===== The data =====

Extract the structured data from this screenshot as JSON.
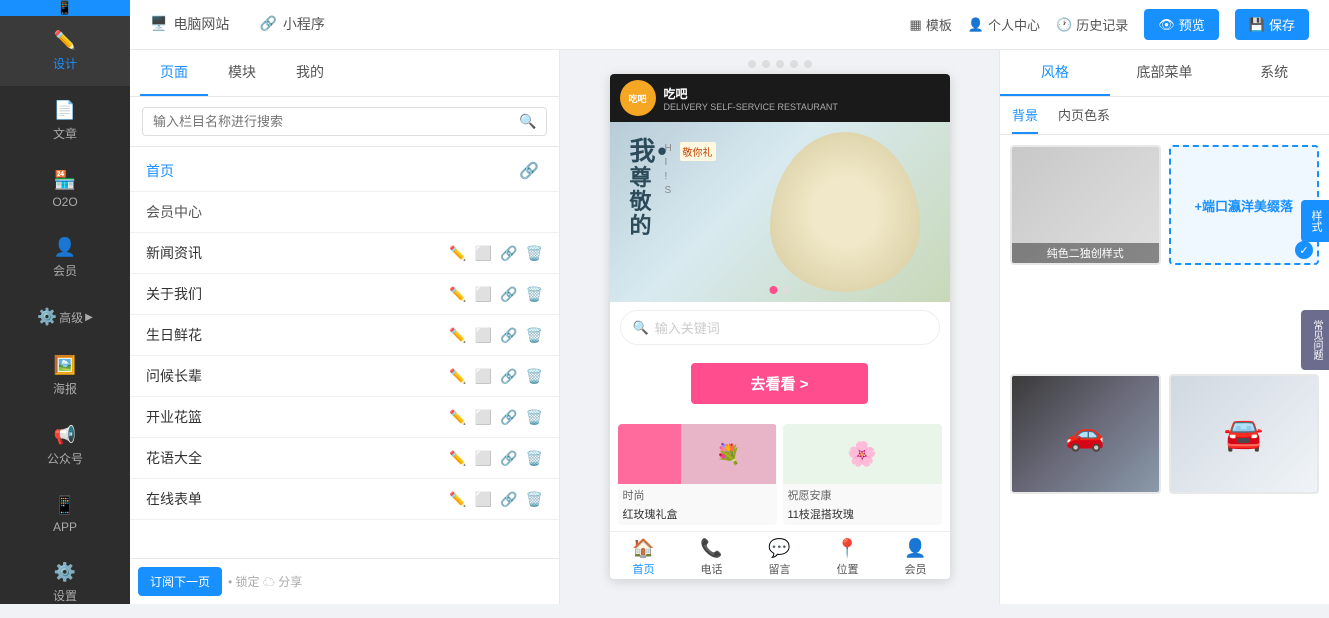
{
  "sidebar": {
    "logo_icon": "📱",
    "items": [
      {
        "label": "设计",
        "icon": "✏️",
        "id": "design",
        "active": true
      },
      {
        "label": "文章",
        "icon": "📄",
        "id": "article"
      },
      {
        "label": "O2O",
        "icon": "🏪",
        "id": "o2o"
      },
      {
        "label": "会员",
        "icon": "👤",
        "id": "member"
      },
      {
        "label": "高级",
        "icon": "⚙️",
        "id": "advanced",
        "has_arrow": true
      },
      {
        "label": "海报",
        "icon": "🖼️",
        "id": "poster"
      },
      {
        "label": "公众号",
        "icon": "📢",
        "id": "wechat"
      },
      {
        "label": "APP",
        "icon": "📱",
        "id": "app"
      },
      {
        "label": "设置",
        "icon": "⚙️",
        "id": "settings"
      }
    ]
  },
  "topbar": {
    "nav_items": [
      {
        "label": "电脑网站",
        "icon": "🖥️",
        "active": false
      },
      {
        "label": "小程序",
        "icon": "🔗",
        "active": false
      }
    ],
    "actions": [
      {
        "label": "模板",
        "icon": "▦"
      },
      {
        "label": "个人中心",
        "icon": "👤"
      },
      {
        "label": "历史记录",
        "icon": "🕐"
      }
    ],
    "preview_label": "预览",
    "save_label": "保存"
  },
  "left_panel": {
    "tabs": [
      {
        "label": "页面",
        "active": true
      },
      {
        "label": "模块",
        "active": false
      },
      {
        "label": "我的",
        "active": false
      }
    ],
    "search_placeholder": "输入栏目名称进行搜索",
    "nav_items": [
      {
        "name": "首页",
        "is_first": true,
        "show_share": true
      },
      {
        "name": "会员中心",
        "is_member": true
      },
      {
        "name": "新闻资讯",
        "show_actions": true
      },
      {
        "name": "关于我们",
        "show_actions": true
      },
      {
        "name": "生日鲜花",
        "show_actions": true
      },
      {
        "name": "问候长辈",
        "show_actions": true
      },
      {
        "name": "开业花篮",
        "show_actions": true
      },
      {
        "name": "花语大全",
        "show_actions": true
      },
      {
        "name": "在线表单",
        "show_actions": true
      }
    ],
    "bottom_button": "订阅下一页"
  },
  "phone_preview": {
    "store_name": "吃吧",
    "store_subtitle": "DELIVERY SELF-SERVICE RESTAURANT",
    "banner_main_text": "我•尊敬的",
    "banner_sub_text": "HI!S",
    "banner_sub_text2": "敬你礼",
    "search_placeholder": "输入关键词",
    "cta_button": "去看看 >",
    "products": [
      {
        "category": "时尚",
        "title": "红玫瑰礼盒",
        "subtitle": ""
      },
      {
        "category": "祝愿安康",
        "title": "11枝混搭玫瑰",
        "subtitle": ""
      }
    ],
    "footer_items": [
      {
        "label": "首页",
        "icon": "🏠",
        "active": true
      },
      {
        "label": "电话",
        "icon": "📞"
      },
      {
        "label": "留言",
        "icon": "💬"
      },
      {
        "label": "位置",
        "icon": "📍"
      },
      {
        "label": "会员",
        "icon": "👤"
      }
    ]
  },
  "right_panel": {
    "tabs": [
      {
        "label": "风格",
        "active": true
      },
      {
        "label": "底部菜单",
        "active": false
      },
      {
        "label": "系统",
        "active": false
      }
    ],
    "sub_tabs": [
      {
        "label": "背景",
        "active": true
      },
      {
        "label": "内页色系",
        "active": false
      }
    ],
    "style_items": [
      {
        "id": "plain",
        "label": "纯色二独创样式",
        "type": "plain"
      },
      {
        "id": "selected",
        "label": "+端口瀛洋美缀落",
        "type": "add",
        "selected": true
      },
      {
        "id": "car1",
        "label": "",
        "type": "car1"
      },
      {
        "id": "car2",
        "label": "",
        "type": "car2"
      }
    ]
  },
  "far_right": {
    "style_tab": "样式",
    "service_tab": "常见问题"
  }
}
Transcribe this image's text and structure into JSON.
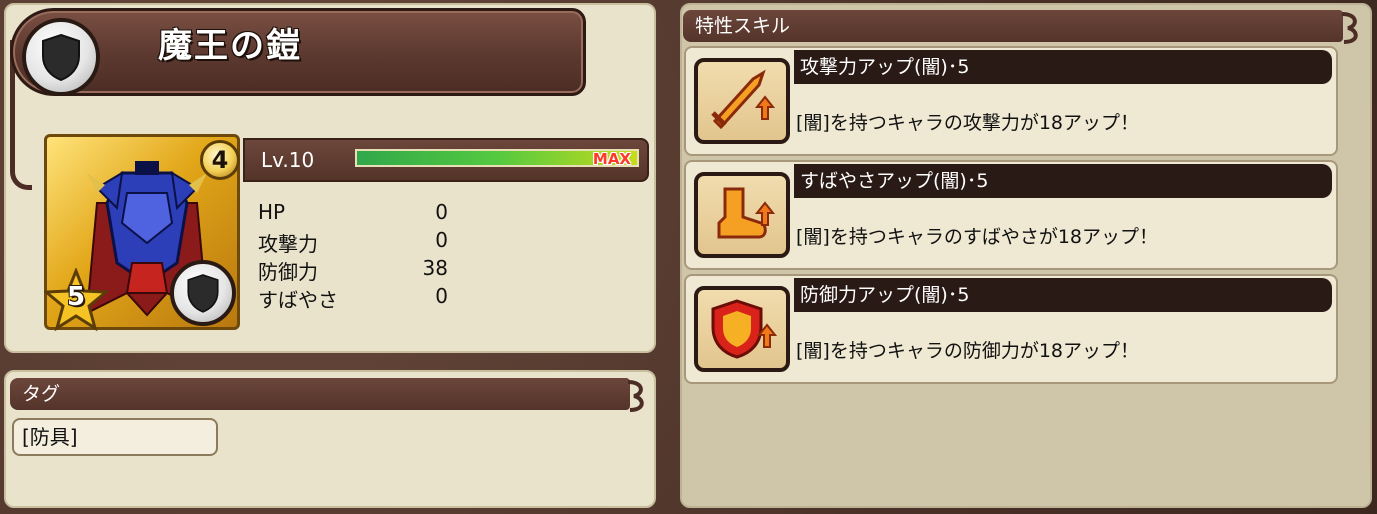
{
  "item": {
    "name": "魔王の鎧",
    "type_icon": "shield-icon",
    "rarity": "4",
    "stars": "5",
    "level_label": "Lv.10",
    "level_progress": 1.0,
    "max_label": "MAX"
  },
  "stats": [
    {
      "label": "HP",
      "value": "0"
    },
    {
      "label": "攻撃力",
      "value": "0"
    },
    {
      "label": "防御力",
      "value": "38"
    },
    {
      "label": "すばやさ",
      "value": "0"
    }
  ],
  "tags": {
    "header": "タグ",
    "items": [
      "[防具]"
    ]
  },
  "skills": {
    "header": "特性スキル",
    "items": [
      {
        "name": "攻撃力アップ(闇)･5",
        "description": "[闇]を持つキャラの攻撃力が18アップ！",
        "icon": "sword-up-icon"
      },
      {
        "name": "すばやさアップ(闇)･5",
        "description": "[闇]を持つキャラのすばやさが18アップ！",
        "icon": "boot-up-icon"
      },
      {
        "name": "防御力アップ(闇)･5",
        "description": "[闇]を持つキャラの防御力が18アップ！",
        "icon": "shield-up-icon"
      }
    ]
  },
  "colors": {
    "panel": "#e9e3cc",
    "header": "#5e3a30",
    "skill_name_bar": "#2a1a15",
    "max_text": "#ff3a2a"
  }
}
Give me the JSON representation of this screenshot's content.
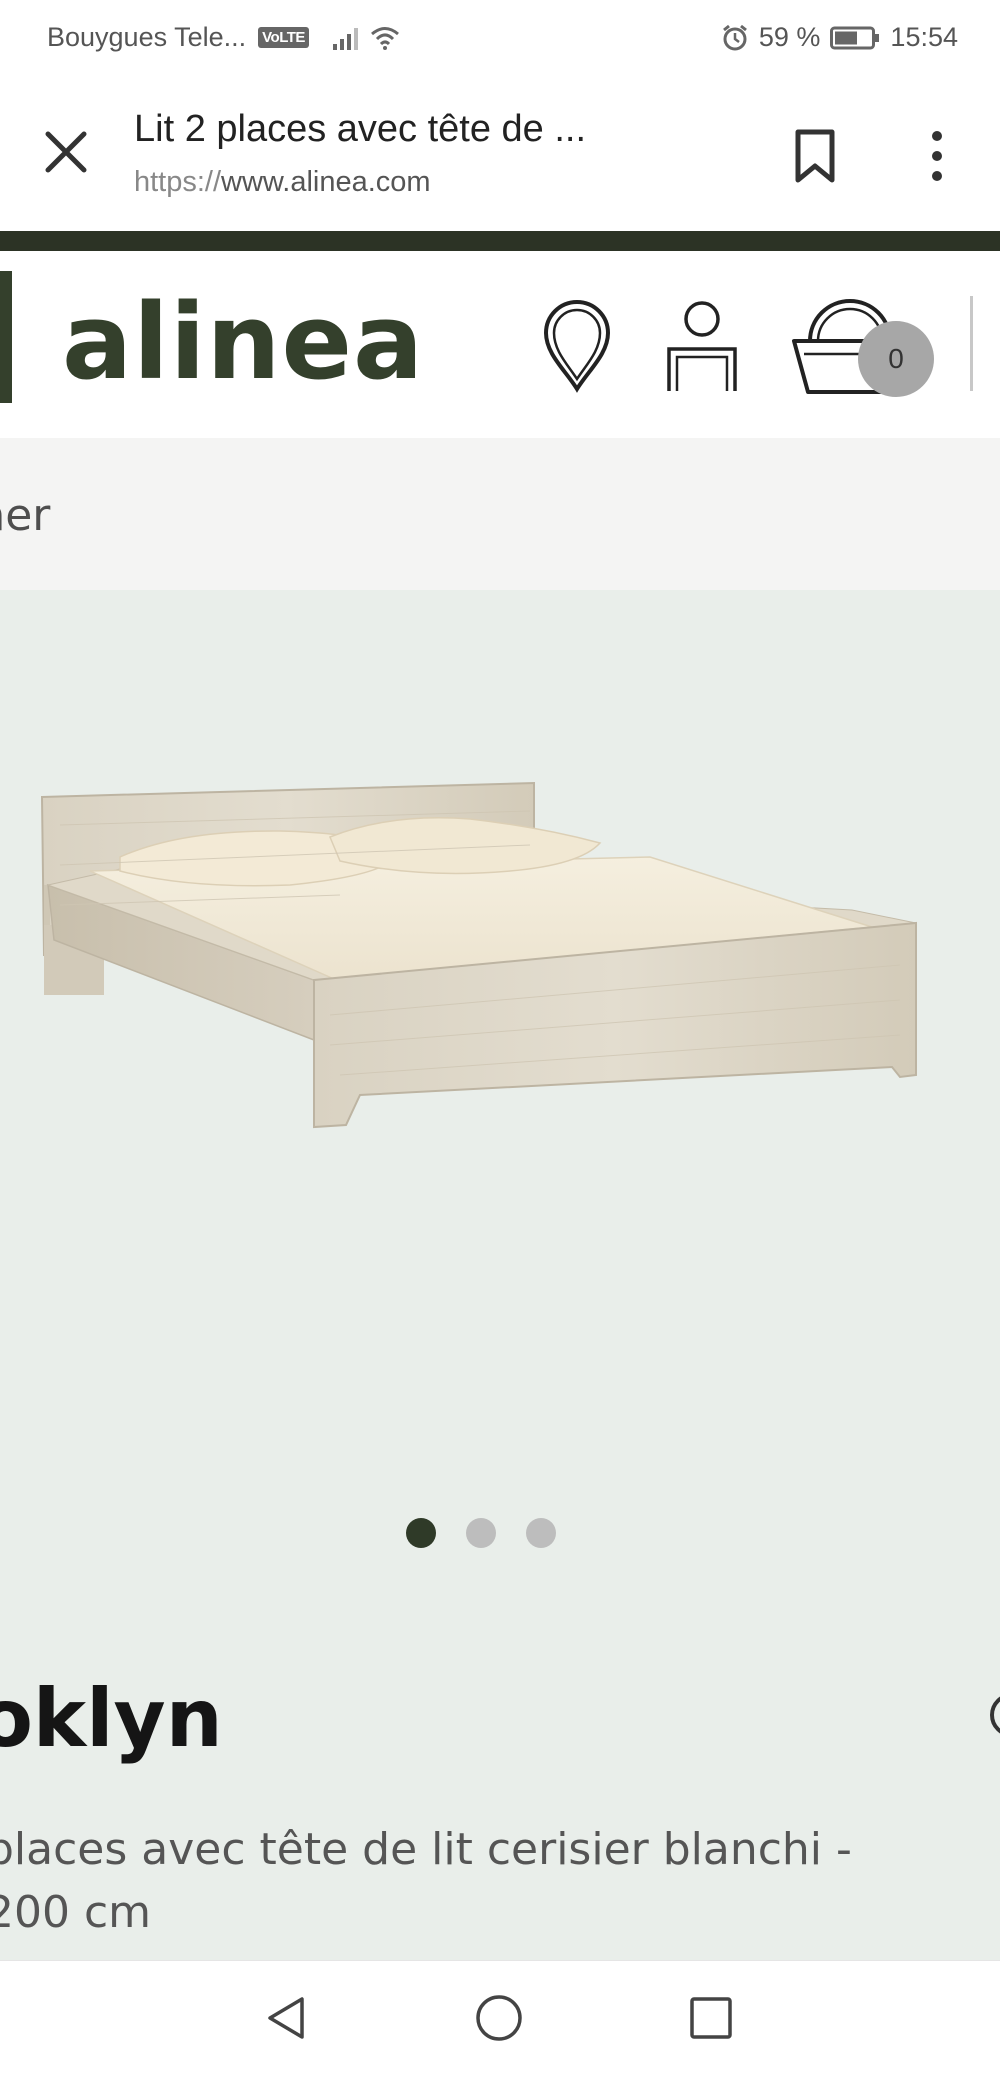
{
  "status_bar": {
    "carrier": "Bouygues Tele...",
    "volte": "VoLTE",
    "battery": "59 %",
    "time": "15:54"
  },
  "browser": {
    "title": "Lit 2 places avec tête de ...",
    "url_scheme": "https://",
    "url_host": "www.alinea.com"
  },
  "site": {
    "logo": "alinea",
    "cart_count": "0",
    "search_placeholder": "rcher"
  },
  "gallery": {
    "image_count": 3,
    "active_index": 0
  },
  "product": {
    "name": "ooklyn",
    "description": "places avec tête de lit cerisier blanchi -\n200 cm"
  },
  "colors": {
    "brand": "#34402c",
    "background": "#e9eeea",
    "dot_active": "#2f3a28",
    "dot_inactive": "#bdbdbd"
  }
}
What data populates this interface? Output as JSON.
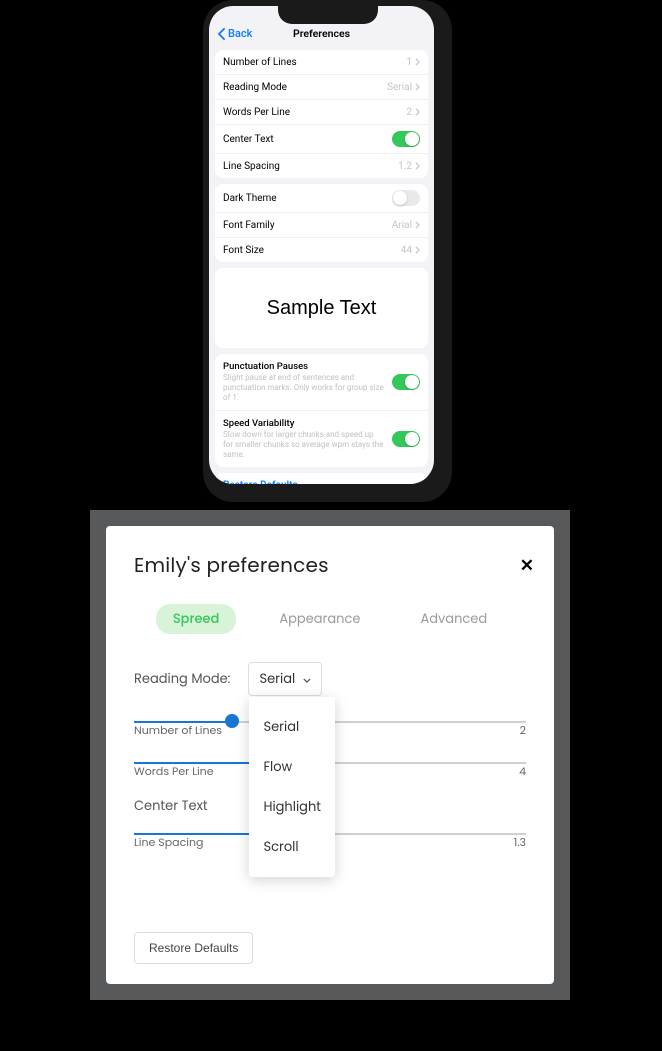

=====

Pictures are excluded; copy all other data exactly as shown.

== Written response ==
Extract the structured data from this screenshot as JSON.
{
  "sidebar": {
    "logo_icon": "📱",
    "items": [
      {
        "label": "设计",
        "icon": "✏️",
        "id": "design",
        "active": true
      },
      {
        "label": "文章",
        "icon": "📄",
        "id": "article"
      },
      {
        "label": "O2O",
        "icon": "🏪",
        "id": "o2o"
      },
      {
        "label": "会员",
        "icon": "👤",
        "id": "member"
      },
      {
        "label": "高级",
        "icon": "⚙️",
        "id": "advanced",
        "has_arrow": true
      },
      {
        "label": "海报",
        "icon": "🖼️",
        "id": "poster"
      },
      {
        "label": "公众号",
        "icon": "📢",
        "id": "wechat"
      },
      {
        "label": "APP",
        "icon": "📱",
        "id": "app"
      },
      {
        "label": "设置",
        "icon": "⚙️",
        "id": "settings"
      }
    ]
  },
  "topbar": {
    "nav_items": [
      {
        "label": "电脑网站",
        "icon": "🖥️",
        "active": false
      },
      {
        "label": "小程序",
        "icon": "🔗",
        "active": false
      }
    ],
    "actions": [
      {
        "label": "模板",
        "icon": "▦"
      },
      {
        "label": "个人中心",
        "icon": "👤"
      },
      {
        "label": "历史记录",
        "icon": "🕐"
      }
    ],
    "preview_label": "预览",
    "save_label": "保存"
  },
  "left_panel": {
    "tabs": [
      {
        "label": "页面",
        "active": true
      },
      {
        "label": "模块",
        "active": false
      },
      {
        "label": "我的",
        "active": false
      }
    ],
    "search_placeholder": "输入栏目名称进行搜索",
    "nav_items": [
      {
        "name": "首页",
        "is_first": true,
        "show_share": true
      },
      {
        "name": "会员中心",
        "is_member": true
      },
      {
        "name": "新闻资讯",
        "show_actions": true
      },
      {
        "name": "关于我们",
        "show_actions": true
      },
      {
        "name": "生日鲜花",
        "show_actions": true
      },
      {
        "name": "问候长辈",
        "show_actions": true
      },
      {
        "name": "开业花篮",
        "show_actions": true
      },
      {
        "name": "花语大全",
        "show_actions": true
      },
      {
        "name": "在线表单",
        "show_actions": true
      }
    ],
    "bottom_button": "订阅下一页"
  },
  "phone_preview": {
    "store_name": "吃吧",
    "store_subtitle": "DELIVERY SELF-SERVICE RESTAURANT",
    "banner_main_text": "我•尊敬的",
    "banner_sub_text": "HI!S",
    "banner_sub_text2": "敬你礼",
    "search_placeholder": "输入关键词",
    "cta_button": "去看看 >",
    "products": [
      {
        "category": "时尚",
        "title": "红玫瑰礼盒",
        "subtitle": ""
      },
      {
        "category": "祝愿安康",
        "title": "11枝混搭玫瑰",
        "subtitle": ""
      }
    ],
    "footer_items": [
      {
        "label": "首页",
        "icon": "🏠",
        "active": true
      },
      {
        "label": "电话",
        "icon": "📞"
      },
      {
        "label": "留言",
        "icon": "💬"
      },
      {
        "label": "位置",
        "icon": "📍"
      },
      {
        "label": "会员",
        "icon": "👤"
      }
    ]
  },
  "right_panel": {
    "tabs": [
      {
        "label": "风格",
        "active": true
      },
      {
        "label": "底部菜单",
        "active": false
      },
      {
        "label": "系统",
        "active": false
      }
    ],
    "sub_tabs": [
      {
        "label": "背景",
        "active": true
      },
      {
        "label": "内页色系",
        "active": false
      }
    ],
    "style_items": [
      {
        "id": "plain",
        "label": "纯色二独创样式",
        "type": "plain"
      },
      {
        "id": "selected",
        "label": "+端口瀛洋美缀落",
        "type": "add",
        "selected": true
      },
      {
        "id": "car1",
        "label": "",
        "type": "car1"
      },
      {
        "id": "car2",
        "label": "",
        "type": "car2"
      }
    ]
  },
  "far_right": {
    "style_tab": "样式",
    "service_tab": "常见问题"
  }
}
Transcribe this image's text and structure into JSON.
{
  "item": {
    "name": "魔王の鎧",
    "type_icon": "shield-icon",
    "rarity": "4",
    "stars": "5",
    "level_label": "Lv.10",
    "level_progress": 1.0,
    "max_label": "MAX"
  },
  "stats": [
    {
      "label": "HP",
      "value": "0"
    },
    {
      "label": "攻撃力",
      "value": "0"
    },
    {
      "label": "防御力",
      "value": "38"
    },
    {
      "label": "すばやさ",
      "value": "0"
    }
  ],
  "tags": {
    "header": "タグ",
    "items": [
      "[防具]"
    ]
  },
  "skills": {
    "header": "特性スキル",
    "items": [
      {
        "name": "攻撃力アップ(闇)･5",
        "description": "[闇]を持つキャラの攻撃力が18アップ！",
        "icon": "sword-up-icon"
      },
      {
        "name": "すばやさアップ(闇)･5",
        "description": "[闇]を持つキャラのすばやさが18アップ！",
        "icon": "boot-up-icon"
      },
      {
        "name": "防御力アップ(闇)･5",
        "description": "[闇]を持つキャラの防御力が18アップ！",
        "icon": "shield-up-icon"
      }
    ]
  },
  "colors": {
    "panel": "#e9e3cc",
    "header": "#5e3a30",
    "skill_name_bar": "#2a1a15",
    "max_text": "#ff3a2a"
  }
}
Give me the JSON representation of this screenshot's content.
{
  "status_bar": {
    "carrier": "Bouygues Tele...",
    "volte": "VoLTE",
    "battery": "59 %",
    "time": "15:54"
  },
  "browser": {
    "title": "Lit 2 places avec tête de ...",
    "url_scheme": "https://",
    "url_host": "www.alinea.com"
  },
  "site": {
    "logo": "alinea",
    "cart_count": "0",
    "search_placeholder": "rcher"
  },
  "gallery": {
    "image_count": 3,
    "active_index": 0
  },
  "product": {
    "name": "ooklyn",
    "description": "places avec tête de lit cerisier blanchi -\n200 cm"
  },
  "colors": {
    "brand": "#34402c",
    "background": "#e9eeea",
    "dot_active": "#2f3a28",
    "dot_inactive": "#bdbdbd"
  }
}
What data populates this interface? Output as JSON.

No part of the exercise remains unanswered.